# START OF SUPPLIED RECORDS

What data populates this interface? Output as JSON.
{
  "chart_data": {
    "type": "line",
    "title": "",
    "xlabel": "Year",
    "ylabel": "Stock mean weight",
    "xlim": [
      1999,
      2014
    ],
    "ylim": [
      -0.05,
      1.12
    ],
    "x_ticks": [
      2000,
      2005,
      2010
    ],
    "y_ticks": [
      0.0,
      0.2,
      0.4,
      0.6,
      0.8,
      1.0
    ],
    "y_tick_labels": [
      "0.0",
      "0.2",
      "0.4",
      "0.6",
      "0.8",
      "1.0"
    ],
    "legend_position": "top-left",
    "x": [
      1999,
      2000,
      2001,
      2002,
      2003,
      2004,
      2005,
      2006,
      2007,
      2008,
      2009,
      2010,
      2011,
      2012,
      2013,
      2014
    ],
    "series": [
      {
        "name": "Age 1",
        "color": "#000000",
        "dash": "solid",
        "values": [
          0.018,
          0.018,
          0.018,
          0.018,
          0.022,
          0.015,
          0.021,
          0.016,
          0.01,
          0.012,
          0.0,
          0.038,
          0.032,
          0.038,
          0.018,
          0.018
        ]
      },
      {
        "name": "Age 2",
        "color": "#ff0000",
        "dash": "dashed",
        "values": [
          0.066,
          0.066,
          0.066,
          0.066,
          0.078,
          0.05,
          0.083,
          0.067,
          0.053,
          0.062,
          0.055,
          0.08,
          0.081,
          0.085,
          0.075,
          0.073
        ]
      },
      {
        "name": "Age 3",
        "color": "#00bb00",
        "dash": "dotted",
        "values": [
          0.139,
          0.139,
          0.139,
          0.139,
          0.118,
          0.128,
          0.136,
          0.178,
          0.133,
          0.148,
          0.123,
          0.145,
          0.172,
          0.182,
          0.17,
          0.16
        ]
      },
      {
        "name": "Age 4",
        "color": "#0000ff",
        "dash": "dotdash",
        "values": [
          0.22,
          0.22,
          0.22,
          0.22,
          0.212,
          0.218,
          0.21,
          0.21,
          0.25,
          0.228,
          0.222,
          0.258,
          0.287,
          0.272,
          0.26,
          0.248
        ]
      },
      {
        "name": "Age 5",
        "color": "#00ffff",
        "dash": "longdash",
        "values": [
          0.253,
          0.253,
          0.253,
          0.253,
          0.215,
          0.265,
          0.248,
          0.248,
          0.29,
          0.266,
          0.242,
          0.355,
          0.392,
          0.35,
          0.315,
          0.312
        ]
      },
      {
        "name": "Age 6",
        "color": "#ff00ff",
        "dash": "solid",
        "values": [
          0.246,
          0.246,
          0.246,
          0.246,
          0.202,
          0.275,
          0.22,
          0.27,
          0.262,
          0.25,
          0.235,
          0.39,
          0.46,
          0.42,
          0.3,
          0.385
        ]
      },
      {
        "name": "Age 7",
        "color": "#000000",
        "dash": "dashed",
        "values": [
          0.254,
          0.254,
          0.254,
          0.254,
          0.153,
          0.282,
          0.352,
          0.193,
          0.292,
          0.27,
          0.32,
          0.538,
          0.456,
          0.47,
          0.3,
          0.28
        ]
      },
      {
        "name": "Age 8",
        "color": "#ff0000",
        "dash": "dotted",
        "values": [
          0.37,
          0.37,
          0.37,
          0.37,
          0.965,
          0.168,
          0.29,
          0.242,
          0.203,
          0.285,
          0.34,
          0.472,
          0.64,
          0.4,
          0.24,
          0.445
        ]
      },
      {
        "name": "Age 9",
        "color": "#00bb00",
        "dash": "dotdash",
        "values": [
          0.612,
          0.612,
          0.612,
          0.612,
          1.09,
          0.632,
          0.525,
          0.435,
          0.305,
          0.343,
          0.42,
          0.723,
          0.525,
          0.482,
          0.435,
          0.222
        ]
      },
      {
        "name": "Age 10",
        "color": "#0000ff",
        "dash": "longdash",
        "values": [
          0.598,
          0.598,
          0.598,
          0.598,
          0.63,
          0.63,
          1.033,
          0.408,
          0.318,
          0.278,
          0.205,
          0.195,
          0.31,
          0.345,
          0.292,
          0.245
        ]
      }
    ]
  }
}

# END OF SUPPLIED RECORDS

### GIVEN TASK
Return each line that includes "name".

### RESULT OF THE EXERCISE
        "name": "Age 1",
        "name": "Age 2",
        "name": "Age 3",
        "name": "Age 4",
        "name": "Age 5",
        "name": "Age 6",
        "name": "Age 7",
        "name": "Age 8",
        "name": "Age 9",
        "name": "Age 10",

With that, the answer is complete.